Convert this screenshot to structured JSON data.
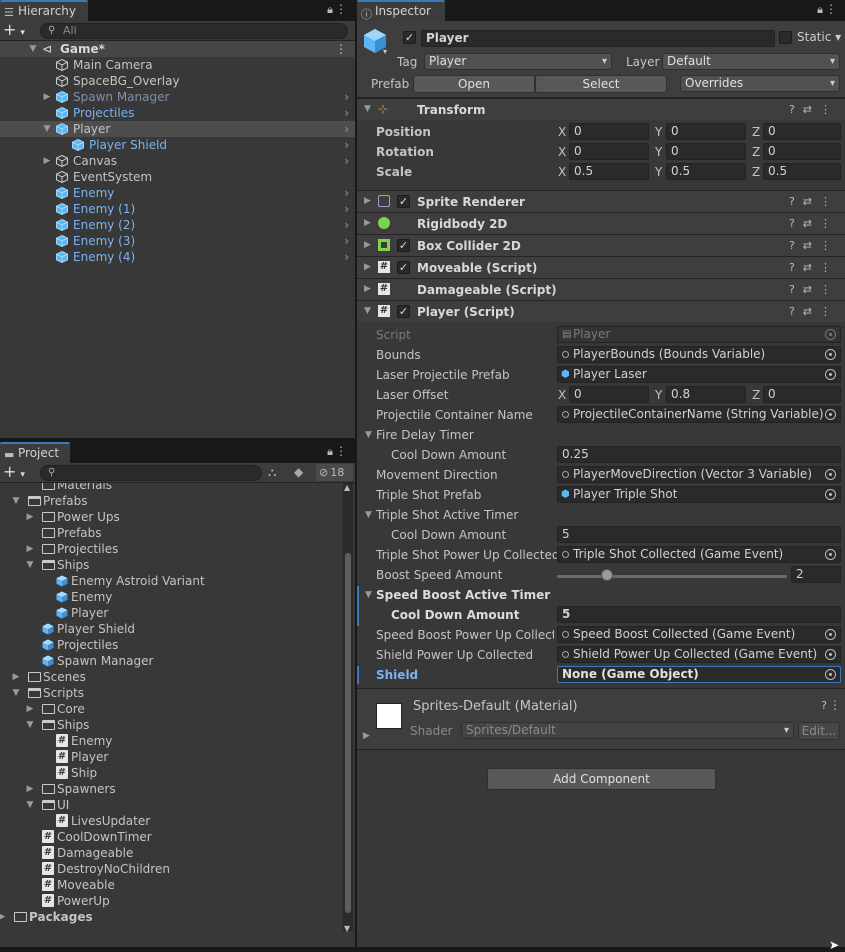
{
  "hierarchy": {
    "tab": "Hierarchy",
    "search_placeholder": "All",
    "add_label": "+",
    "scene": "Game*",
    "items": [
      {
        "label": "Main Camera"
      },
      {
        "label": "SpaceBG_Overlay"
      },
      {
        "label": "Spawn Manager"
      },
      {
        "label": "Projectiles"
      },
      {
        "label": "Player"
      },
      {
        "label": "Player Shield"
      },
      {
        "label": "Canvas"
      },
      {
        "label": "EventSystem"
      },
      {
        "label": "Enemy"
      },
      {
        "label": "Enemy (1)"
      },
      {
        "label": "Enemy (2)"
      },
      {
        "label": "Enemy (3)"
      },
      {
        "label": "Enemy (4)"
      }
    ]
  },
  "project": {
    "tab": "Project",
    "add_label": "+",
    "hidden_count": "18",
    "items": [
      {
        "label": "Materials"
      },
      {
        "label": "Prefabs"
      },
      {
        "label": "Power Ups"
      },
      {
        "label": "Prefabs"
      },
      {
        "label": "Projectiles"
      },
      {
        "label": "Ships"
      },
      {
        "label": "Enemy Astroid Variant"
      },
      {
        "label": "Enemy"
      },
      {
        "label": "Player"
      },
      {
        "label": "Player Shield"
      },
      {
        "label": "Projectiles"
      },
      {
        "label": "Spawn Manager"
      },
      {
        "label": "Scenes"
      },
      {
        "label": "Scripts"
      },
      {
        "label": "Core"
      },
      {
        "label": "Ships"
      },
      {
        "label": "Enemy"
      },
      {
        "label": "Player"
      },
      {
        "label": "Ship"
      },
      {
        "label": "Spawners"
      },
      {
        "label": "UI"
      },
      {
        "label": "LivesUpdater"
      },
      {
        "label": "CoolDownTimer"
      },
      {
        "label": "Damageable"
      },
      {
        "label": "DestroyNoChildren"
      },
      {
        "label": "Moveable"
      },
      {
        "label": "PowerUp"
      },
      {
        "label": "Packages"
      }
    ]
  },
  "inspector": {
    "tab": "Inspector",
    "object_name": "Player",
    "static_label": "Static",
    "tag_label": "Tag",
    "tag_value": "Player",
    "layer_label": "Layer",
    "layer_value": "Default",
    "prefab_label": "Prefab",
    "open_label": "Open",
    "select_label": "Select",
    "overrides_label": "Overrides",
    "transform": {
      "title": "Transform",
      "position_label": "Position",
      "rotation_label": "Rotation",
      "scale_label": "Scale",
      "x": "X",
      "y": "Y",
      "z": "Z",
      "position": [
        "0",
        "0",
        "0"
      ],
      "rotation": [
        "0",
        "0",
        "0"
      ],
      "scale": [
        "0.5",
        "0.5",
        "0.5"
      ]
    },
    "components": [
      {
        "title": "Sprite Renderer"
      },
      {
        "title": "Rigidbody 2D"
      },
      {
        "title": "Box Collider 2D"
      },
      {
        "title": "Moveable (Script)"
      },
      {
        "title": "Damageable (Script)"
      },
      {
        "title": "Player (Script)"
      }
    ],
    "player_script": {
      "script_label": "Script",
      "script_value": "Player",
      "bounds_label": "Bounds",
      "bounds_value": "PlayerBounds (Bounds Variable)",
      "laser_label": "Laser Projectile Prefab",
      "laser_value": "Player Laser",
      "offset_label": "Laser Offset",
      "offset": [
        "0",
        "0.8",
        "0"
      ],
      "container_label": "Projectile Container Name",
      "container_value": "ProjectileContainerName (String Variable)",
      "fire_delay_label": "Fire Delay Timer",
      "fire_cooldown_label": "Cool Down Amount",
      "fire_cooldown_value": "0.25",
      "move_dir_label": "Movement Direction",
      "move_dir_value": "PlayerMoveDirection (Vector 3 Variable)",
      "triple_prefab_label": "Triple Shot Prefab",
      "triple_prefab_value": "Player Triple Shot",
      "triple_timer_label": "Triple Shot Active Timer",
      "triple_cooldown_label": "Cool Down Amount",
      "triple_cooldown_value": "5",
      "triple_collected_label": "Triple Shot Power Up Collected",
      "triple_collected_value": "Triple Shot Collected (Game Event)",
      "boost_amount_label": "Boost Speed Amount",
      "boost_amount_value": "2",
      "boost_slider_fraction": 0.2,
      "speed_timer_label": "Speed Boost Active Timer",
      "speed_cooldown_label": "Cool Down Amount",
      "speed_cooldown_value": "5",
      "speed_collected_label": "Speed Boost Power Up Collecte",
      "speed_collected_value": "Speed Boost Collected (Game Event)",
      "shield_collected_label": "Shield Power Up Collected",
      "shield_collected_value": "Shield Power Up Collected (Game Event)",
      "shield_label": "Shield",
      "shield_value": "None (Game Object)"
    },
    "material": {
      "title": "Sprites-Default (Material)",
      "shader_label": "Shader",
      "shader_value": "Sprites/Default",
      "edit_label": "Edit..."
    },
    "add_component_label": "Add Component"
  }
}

**What the exercise asks**
Return each line of the data, keeping its wording exact and omitting pictures.

**Reply to the exercise**
Convert this screenshot to structured JSON data.
{
  "hierarchy": {
    "tab": "Hierarchy",
    "search_placeholder": "All",
    "add_label": "+",
    "scene": "Game*",
    "items": [
      {
        "label": "Main Camera"
      },
      {
        "label": "SpaceBG_Overlay"
      },
      {
        "label": "Spawn Manager"
      },
      {
        "label": "Projectiles"
      },
      {
        "label": "Player"
      },
      {
        "label": "Player Shield"
      },
      {
        "label": "Canvas"
      },
      {
        "label": "EventSystem"
      },
      {
        "label": "Enemy"
      },
      {
        "label": "Enemy (1)"
      },
      {
        "label": "Enemy (2)"
      },
      {
        "label": "Enemy (3)"
      },
      {
        "label": "Enemy (4)"
      }
    ]
  },
  "project": {
    "tab": "Project",
    "add_label": "+",
    "hidden_count": "18",
    "items": [
      {
        "label": "Materials"
      },
      {
        "label": "Prefabs"
      },
      {
        "label": "Power Ups"
      },
      {
        "label": "Prefabs"
      },
      {
        "label": "Projectiles"
      },
      {
        "label": "Ships"
      },
      {
        "label": "Enemy Astroid Variant"
      },
      {
        "label": "Enemy"
      },
      {
        "label": "Player"
      },
      {
        "label": "Player Shield"
      },
      {
        "label": "Projectiles"
      },
      {
        "label": "Spawn Manager"
      },
      {
        "label": "Scenes"
      },
      {
        "label": "Scripts"
      },
      {
        "label": "Core"
      },
      {
        "label": "Ships"
      },
      {
        "label": "Enemy"
      },
      {
        "label": "Player"
      },
      {
        "label": "Ship"
      },
      {
        "label": "Spawners"
      },
      {
        "label": "UI"
      },
      {
        "label": "LivesUpdater"
      },
      {
        "label": "CoolDownTimer"
      },
      {
        "label": "Damageable"
      },
      {
        "label": "DestroyNoChildren"
      },
      {
        "label": "Moveable"
      },
      {
        "label": "PowerUp"
      },
      {
        "label": "Packages"
      }
    ]
  },
  "inspector": {
    "tab": "Inspector",
    "object_name": "Player",
    "static_label": "Static",
    "tag_label": "Tag",
    "tag_value": "Player",
    "layer_label": "Layer",
    "layer_value": "Default",
    "prefab_label": "Prefab",
    "open_label": "Open",
    "select_label": "Select",
    "overrides_label": "Overrides",
    "transform": {
      "title": "Transform",
      "position_label": "Position",
      "rotation_label": "Rotation",
      "scale_label": "Scale",
      "x": "X",
      "y": "Y",
      "z": "Z",
      "position": [
        "0",
        "0",
        "0"
      ],
      "rotation": [
        "0",
        "0",
        "0"
      ],
      "scale": [
        "0.5",
        "0.5",
        "0.5"
      ]
    },
    "components": [
      {
        "title": "Sprite Renderer"
      },
      {
        "title": "Rigidbody 2D"
      },
      {
        "title": "Box Collider 2D"
      },
      {
        "title": "Moveable (Script)"
      },
      {
        "title": "Damageable (Script)"
      },
      {
        "title": "Player (Script)"
      }
    ],
    "player_script": {
      "script_label": "Script",
      "script_value": "Player",
      "bounds_label": "Bounds",
      "bounds_value": "PlayerBounds (Bounds Variable)",
      "laser_label": "Laser Projectile Prefab",
      "laser_value": "Player Laser",
      "offset_label": "Laser Offset",
      "offset": [
        "0",
        "0.8",
        "0"
      ],
      "container_label": "Projectile Container Name",
      "container_value": "ProjectileContainerName (String Variable)",
      "fire_delay_label": "Fire Delay Timer",
      "fire_cooldown_label": "Cool Down Amount",
      "fire_cooldown_value": "0.25",
      "move_dir_label": "Movement Direction",
      "move_dir_value": "PlayerMoveDirection (Vector 3 Variable)",
      "triple_prefab_label": "Triple Shot Prefab",
      "triple_prefab_value": "Player Triple Shot",
      "triple_timer_label": "Triple Shot Active Timer",
      "triple_cooldown_label": "Cool Down Amount",
      "triple_cooldown_value": "5",
      "triple_collected_label": "Triple Shot Power Up Collected",
      "triple_collected_value": "Triple Shot Collected (Game Event)",
      "boost_amount_label": "Boost Speed Amount",
      "boost_amount_value": "2",
      "boost_slider_fraction": 0.2,
      "speed_timer_label": "Speed Boost Active Timer",
      "speed_cooldown_label": "Cool Down Amount",
      "speed_cooldown_value": "5",
      "speed_collected_label": "Speed Boost Power Up Collecte",
      "speed_collected_value": "Speed Boost Collected (Game Event)",
      "shield_collected_label": "Shield Power Up Collected",
      "shield_collected_value": "Shield Power Up Collected (Game Event)",
      "shield_label": "Shield",
      "shield_value": "None (Game Object)"
    },
    "material": {
      "title": "Sprites-Default (Material)",
      "shader_label": "Shader",
      "shader_value": "Sprites/Default",
      "edit_label": "Edit..."
    },
    "add_component_label": "Add Component"
  }
}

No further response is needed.